* BEGIN MATERIAL FOR THE TASK *

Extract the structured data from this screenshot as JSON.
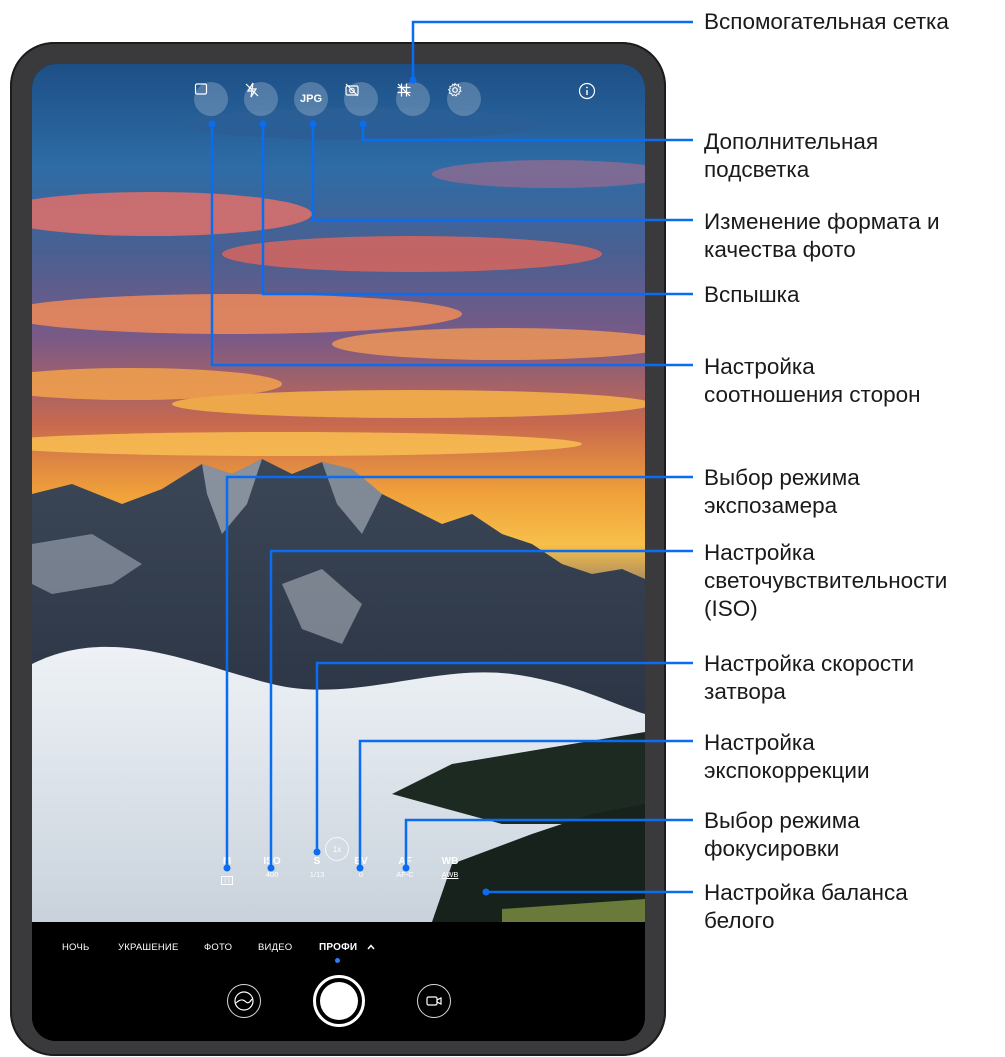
{
  "top_bar": {
    "aspect_icon_text": "4:3",
    "format_label": "JPG",
    "icons": [
      "aspect-ratio-icon",
      "flash-off-icon",
      "format-icon",
      "fill-light-off-icon",
      "grid-icon",
      "settings-icon",
      "info-icon"
    ]
  },
  "pro_params": [
    {
      "id": "metering",
      "label": "M",
      "value": "[·]"
    },
    {
      "id": "iso",
      "label": "ISO",
      "value": "400"
    },
    {
      "id": "shutter",
      "label": "S",
      "value": "1/13"
    },
    {
      "id": "ev",
      "label": "EV",
      "value": "0"
    },
    {
      "id": "af",
      "label": "AF",
      "value": "AF-C"
    },
    {
      "id": "wb",
      "label": "WB",
      "value": "AWB"
    }
  ],
  "zoom_label": "1x",
  "modes": [
    "НОЧЬ",
    "УКРАШЕНИЕ",
    "ФОТО",
    "ВИДЕО",
    "ПРОФИ"
  ],
  "active_mode": "ПРОФИ",
  "callouts": {
    "grid": [
      "Вспомогательная сетка"
    ],
    "fill_light": [
      "Дополнительная",
      "подсветка"
    ],
    "format": [
      "Изменение формата и",
      "качества фото"
    ],
    "flash": [
      "Вспышка"
    ],
    "aspect": [
      "Настройка",
      "соотношения сторон"
    ],
    "metering": [
      "Выбор режима",
      "экспозамера"
    ],
    "iso": [
      "Настройка",
      "светочувствительности",
      "(ISO)"
    ],
    "shutter": [
      "Настройка скорости",
      "затвора"
    ],
    "ev": [
      "Настройка",
      "экспокоррекции"
    ],
    "af": [
      "Выбор режима",
      "фокусировки"
    ],
    "wb": [
      "Настройка баланса",
      "белого"
    ]
  },
  "colors": {
    "callout_line": "#0a6cf0",
    "active_dot": "#2f7df6",
    "frame": "#3a3a3c"
  }
}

* END MATERIAL FOR THE TASK *

Only lines with the word "value" should be collected from the material.

      "value": "[·]"
      "value": "400"
      "value": "1/13"
      "value": "0"
      "value": "AF-C"
      "value": "AWB"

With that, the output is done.